Look for the string "screenshot" in every line, and copy each line that has it.

+++

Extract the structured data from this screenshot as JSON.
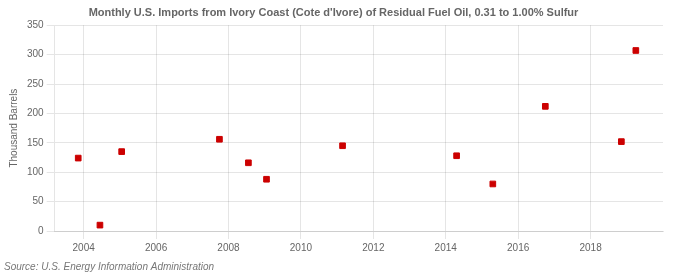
{
  "chart_data": {
    "type": "scatter",
    "title": "Monthly U.S. Imports from Ivory Coast (Cote d'Ivore) of Residual Fuel Oil, 0.31 to 1.00% Sulfur",
    "ylabel": "Thousand Barrels",
    "source": "Source: U.S. Energy Information Administration",
    "x": [
      2003.85,
      2004.45,
      2005.05,
      2007.75,
      2008.55,
      2009.05,
      2011.15,
      2014.3,
      2015.3,
      2016.75,
      2018.85,
      2019.25
    ],
    "values": [
      124,
      10,
      135,
      156,
      116,
      88,
      145,
      128,
      80,
      212,
      152,
      307
    ],
    "color": "#cc0000",
    "marker": "square",
    "xlim": [
      2003.2,
      2020.0
    ],
    "ylim": [
      0,
      350
    ],
    "xticks": [
      2004,
      2006,
      2008,
      2010,
      2012,
      2014,
      2016,
      2018
    ],
    "yticks": [
      0,
      50,
      100,
      150,
      200,
      250,
      300,
      350
    ],
    "grid": true
  }
}
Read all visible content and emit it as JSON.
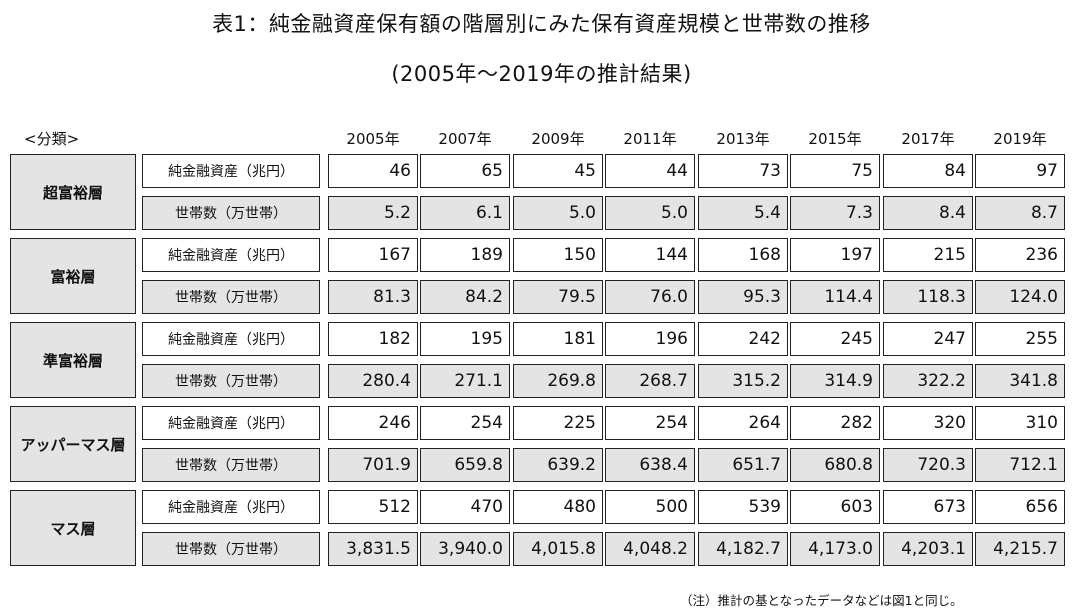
{
  "title": "表1：純金融資産保有額の階層別にみた保有資産規模と世帯数の推移",
  "subtitle": "(2005年〜2019年の推計結果)",
  "classification_label": "<分類>",
  "years": [
    "2005年",
    "2007年",
    "2009年",
    "2011年",
    "2013年",
    "2015年",
    "2017年",
    "2019年"
  ],
  "row_labels": {
    "assets": "純金融資産（兆円）",
    "households": "世帯数（万世帯）"
  },
  "groups": [
    {
      "name": "超富裕層",
      "assets": [
        "46",
        "65",
        "45",
        "44",
        "73",
        "75",
        "84",
        "97"
      ],
      "households": [
        "5.2",
        "6.1",
        "5.0",
        "5.0",
        "5.4",
        "7.3",
        "8.4",
        "8.7"
      ]
    },
    {
      "name": "富裕層",
      "assets": [
        "167",
        "189",
        "150",
        "144",
        "168",
        "197",
        "215",
        "236"
      ],
      "households": [
        "81.3",
        "84.2",
        "79.5",
        "76.0",
        "95.3",
        "114.4",
        "118.3",
        "124.0"
      ]
    },
    {
      "name": "準富裕層",
      "assets": [
        "182",
        "195",
        "181",
        "196",
        "242",
        "245",
        "247",
        "255"
      ],
      "households": [
        "280.4",
        "271.1",
        "269.8",
        "268.7",
        "315.2",
        "314.9",
        "322.2",
        "341.8"
      ]
    },
    {
      "name": "アッパーマス層",
      "assets": [
        "246",
        "254",
        "225",
        "254",
        "264",
        "282",
        "320",
        "310"
      ],
      "households": [
        "701.9",
        "659.8",
        "639.2",
        "638.4",
        "651.7",
        "680.8",
        "720.3",
        "712.1"
      ]
    },
    {
      "name": "マス層",
      "assets": [
        "512",
        "470",
        "480",
        "500",
        "539",
        "603",
        "673",
        "656"
      ],
      "households": [
        "3,831.5",
        "3,940.0",
        "4,015.8",
        "4,048.2",
        "4,182.7",
        "4,173.0",
        "4,203.1",
        "4,215.7"
      ]
    }
  ],
  "note": "（注）推計の基となったデータなどは図1と同じ。",
  "colors": {
    "cell_gray": "#e4e4e4",
    "border": "#222222"
  }
}
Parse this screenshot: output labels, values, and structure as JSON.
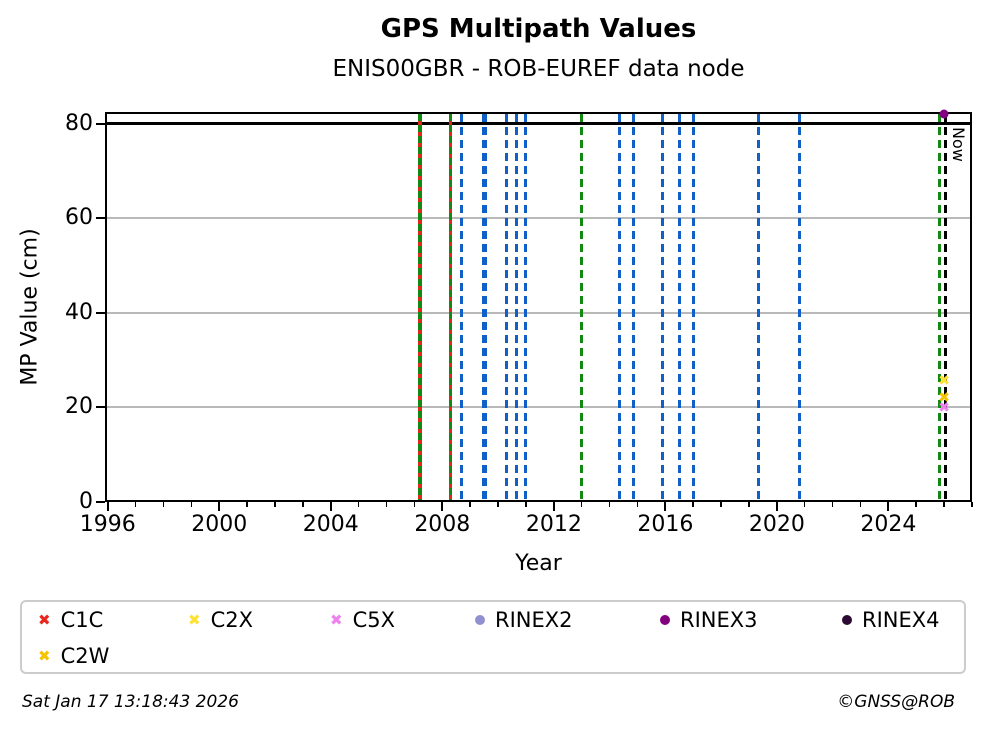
{
  "footer": {
    "timestamp": "Sat Jan 17 13:18:43 2026",
    "credit": "©GNSS@ROB"
  },
  "chart_data": {
    "type": "scatter",
    "title": "GPS Multipath Values",
    "subtitle": "ENIS00GBR - ROB-EUREF data node",
    "xlabel": "Year",
    "ylabel": "MP Value (cm)",
    "xlim": [
      1995.9,
      2027.0
    ],
    "ylim": [
      0,
      82.5
    ],
    "x_major_ticks": [
      1996,
      2000,
      2004,
      2008,
      2012,
      2016,
      2020,
      2024
    ],
    "x_minor_step": 1,
    "y_ticks": [
      0,
      20,
      40,
      60,
      80
    ],
    "grid_y": [
      20,
      40,
      60
    ],
    "grid_on": true,
    "hline": {
      "value": 80,
      "color": "#000000"
    },
    "now_marker": {
      "label": "Now",
      "year": 2026.05
    },
    "event_lines": [
      {
        "year": 2007.2,
        "style": "green-red"
      },
      {
        "year": 2008.3,
        "style": "green-red"
      },
      {
        "year": 2008.7,
        "style": "blue-dashed"
      },
      {
        "year": 2009.5,
        "style": "blue-dashed",
        "width": 5
      },
      {
        "year": 2010.3,
        "style": "blue-dashed"
      },
      {
        "year": 2010.65,
        "style": "blue-dashed"
      },
      {
        "year": 2011.0,
        "style": "blue-dashed"
      },
      {
        "year": 2013.0,
        "style": "green-dashed"
      },
      {
        "year": 2014.35,
        "style": "blue-dashed"
      },
      {
        "year": 2014.85,
        "style": "blue-dashed"
      },
      {
        "year": 2015.9,
        "style": "blue-dashed"
      },
      {
        "year": 2016.5,
        "style": "blue-dashed"
      },
      {
        "year": 2017.0,
        "style": "blue-dashed"
      },
      {
        "year": 2019.35,
        "style": "blue-dashed"
      },
      {
        "year": 2020.8,
        "style": "blue-dashed"
      },
      {
        "year": 2025.85,
        "style": "green-dashed"
      },
      {
        "year": 2026.05,
        "style": "black-dashed"
      }
    ],
    "markers": [
      {
        "series": "RINEX3",
        "year": 2026.0,
        "value": 82.0,
        "marker": "dot",
        "color": "#800080"
      },
      {
        "series": "C2X",
        "year": 2026.0,
        "value": 25.6,
        "marker": "x",
        "color": "#ffe135"
      },
      {
        "series": "C2W",
        "year": 2026.0,
        "value": 21.9,
        "marker": "x",
        "color": "#f5c400"
      },
      {
        "series": "C5X",
        "year": 2026.0,
        "value": 19.9,
        "marker": "x",
        "color": "#ee82ee"
      }
    ],
    "legend": {
      "position": "bottom",
      "entries": [
        {
          "label": "C1C",
          "marker": "x",
          "color": "#e8281e"
        },
        {
          "label": "C2X",
          "marker": "x",
          "color": "#ffe135"
        },
        {
          "label": "C5X",
          "marker": "x",
          "color": "#ee82ee"
        },
        {
          "label": "RINEX2",
          "marker": "dot",
          "color": "#9090ce"
        },
        {
          "label": "RINEX3",
          "marker": "dot",
          "color": "#800080"
        },
        {
          "label": "RINEX4",
          "marker": "dot",
          "color": "#2d0a33"
        },
        {
          "label": "C2W",
          "marker": "x",
          "color": "#f5c400"
        }
      ]
    },
    "colors": {
      "blue": "#1060c8",
      "green": "#128a12",
      "red": "#e02818",
      "black": "#000000",
      "grid": "#b9b9b9"
    }
  }
}
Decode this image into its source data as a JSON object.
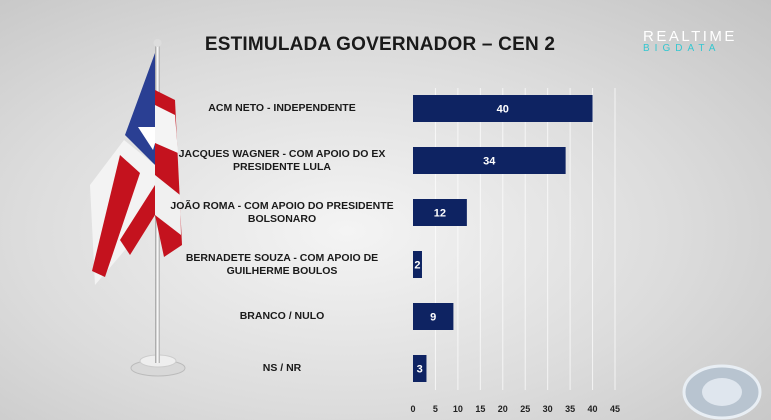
{
  "title": "ESTIMULADA GOVERNADOR – CEN 2",
  "logo": {
    "line1": "REALTIME",
    "line2": "BIGDATA"
  },
  "colors": {
    "bar": "#0e2362",
    "bar_text": "#ffffff",
    "logo_accent": "#35c7d0"
  },
  "chart_data": {
    "type": "bar",
    "orientation": "horizontal",
    "title": "ESTIMULADA GOVERNADOR – CEN 2",
    "categories": [
      "ACM NETO - INDEPENDENTE",
      "JACQUES WAGNER - COM APOIO DO EX PRESIDENTE LULA",
      "JOÃO ROMA - COM APOIO DO PRESIDENTE BOLSONARO",
      "BERNADETE SOUZA - COM APOIO DE GUILHERME BOULOS",
      "BRANCO / NULO",
      "NS / NR"
    ],
    "values": [
      40,
      34,
      12,
      2,
      9,
      3
    ],
    "value_labels": [
      "40",
      "34",
      "12",
      "2",
      "9",
      "3"
    ],
    "xlim": [
      0,
      45
    ],
    "xticks": [
      "0",
      "5",
      "10",
      "15",
      "20",
      "25",
      "30",
      "35",
      "40",
      "45"
    ],
    "xlabel": "",
    "ylabel": "",
    "grid": "vertical"
  }
}
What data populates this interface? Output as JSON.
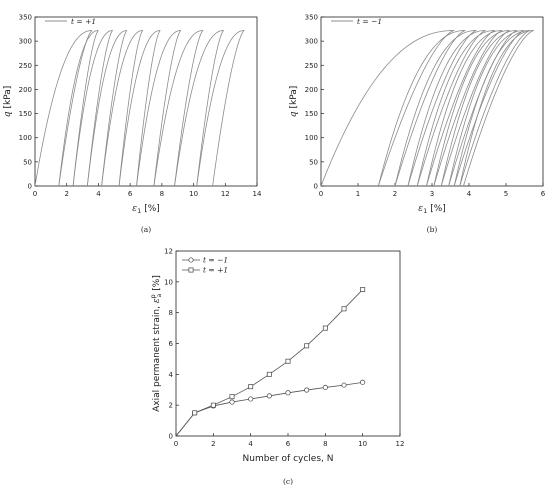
{
  "chart_data": [
    {
      "panel": "(a)",
      "type": "line",
      "description": "Loading-unloading stress-strain loops",
      "xlabel_symbol": "ε",
      "xlabel_sub": "1",
      "xlabel_unit": "[%]",
      "ylabel_symbol": "q",
      "ylabel_unit": "[kPa]",
      "xlim": [
        0,
        14
      ],
      "ylim": [
        0,
        350
      ],
      "xticks": [
        0,
        2,
        4,
        6,
        8,
        10,
        12,
        14
      ],
      "yticks": [
        0,
        50,
        100,
        150,
        200,
        250,
        300,
        350
      ],
      "q_max": 322,
      "legend": {
        "label": "t = +1",
        "position": "top-left"
      },
      "cycles": [
        {
          "load_start": 0.0,
          "peak": 3.6,
          "unload_end": 1.5
        },
        {
          "load_start": 1.5,
          "peak": 4.0,
          "unload_end": 2.4
        },
        {
          "load_start": 2.4,
          "peak": 4.9,
          "unload_end": 3.3
        },
        {
          "load_start": 3.3,
          "peak": 5.8,
          "unload_end": 4.2
        },
        {
          "load_start": 4.2,
          "peak": 6.8,
          "unload_end": 5.3
        },
        {
          "load_start": 5.3,
          "peak": 7.9,
          "unload_end": 6.4
        },
        {
          "load_start": 6.4,
          "peak": 9.2,
          "unload_end": 7.5
        },
        {
          "load_start": 7.5,
          "peak": 10.6,
          "unload_end": 8.8
        },
        {
          "load_start": 8.8,
          "peak": 11.9,
          "unload_end": 10.2
        },
        {
          "load_start": 10.2,
          "peak": 13.2,
          "unload_end": 11.2
        }
      ]
    },
    {
      "panel": "(b)",
      "type": "line",
      "description": "Loading-unloading stress-strain loops",
      "xlabel_symbol": "ε",
      "xlabel_sub": "1",
      "xlabel_unit": "[%]",
      "ylabel_symbol": "q",
      "ylabel_unit": "[kPa]",
      "xlim": [
        0,
        6
      ],
      "ylim": [
        0,
        350
      ],
      "xticks": [
        0,
        1,
        2,
        3,
        4,
        5,
        6
      ],
      "yticks": [
        0,
        50,
        100,
        150,
        200,
        250,
        300,
        350
      ],
      "q_max": 322,
      "legend": {
        "label": "t = −1",
        "position": "top-left"
      },
      "cycles": [
        {
          "load_start": 0.0,
          "peak": 3.6,
          "unload_end": 1.55
        },
        {
          "load_start": 1.55,
          "peak": 3.9,
          "unload_end": 2.0
        },
        {
          "load_start": 2.0,
          "peak": 4.2,
          "unload_end": 2.35
        },
        {
          "load_start": 2.35,
          "peak": 4.45,
          "unload_end": 2.6
        },
        {
          "load_start": 2.6,
          "peak": 4.7,
          "unload_end": 2.85
        },
        {
          "load_start": 2.85,
          "peak": 4.9,
          "unload_end": 3.05
        },
        {
          "load_start": 3.05,
          "peak": 5.1,
          "unload_end": 3.25
        },
        {
          "load_start": 3.25,
          "peak": 5.3,
          "unload_end": 3.45
        },
        {
          "load_start": 3.45,
          "peak": 5.5,
          "unload_end": 3.6
        },
        {
          "load_start": 3.6,
          "peak": 5.65,
          "unload_end": 3.75
        },
        {
          "load_start": 3.75,
          "peak": 5.75,
          "unload_end": 3.85
        }
      ]
    },
    {
      "panel": "(c)",
      "type": "line",
      "xlabel": "Number of cycles, N",
      "ylabel": "Axial permanent strain,",
      "ylabel_symbol": "ε",
      "ylabel_sup": "p",
      "ylabel_sub": "a",
      "ylabel_unit": "[%]",
      "xlim": [
        0,
        12
      ],
      "ylim": [
        0,
        12
      ],
      "xticks": [
        0,
        2,
        4,
        6,
        8,
        10,
        12
      ],
      "yticks": [
        0,
        2,
        4,
        6,
        8,
        10,
        12
      ],
      "legend_position": "top-left",
      "series": [
        {
          "name": "t = −1",
          "marker": "circle",
          "x": [
            0,
            1,
            2,
            3,
            4,
            5,
            6,
            7,
            8,
            9,
            10
          ],
          "y": [
            0,
            1.5,
            1.95,
            2.2,
            2.4,
            2.6,
            2.8,
            2.98,
            3.15,
            3.3,
            3.48
          ]
        },
        {
          "name": "t = +1",
          "marker": "square",
          "x": [
            0,
            1,
            2,
            3,
            4,
            5,
            6,
            7,
            8,
            9,
            10
          ],
          "y": [
            0,
            1.5,
            2.0,
            2.55,
            3.2,
            4.0,
            4.85,
            5.85,
            7.0,
            8.25,
            9.5
          ]
        }
      ]
    }
  ]
}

+++

Response to this exercise:
Extract the structured data from this screenshot as JSON.
Parse this screenshot: output labels, values, and structure as JSON.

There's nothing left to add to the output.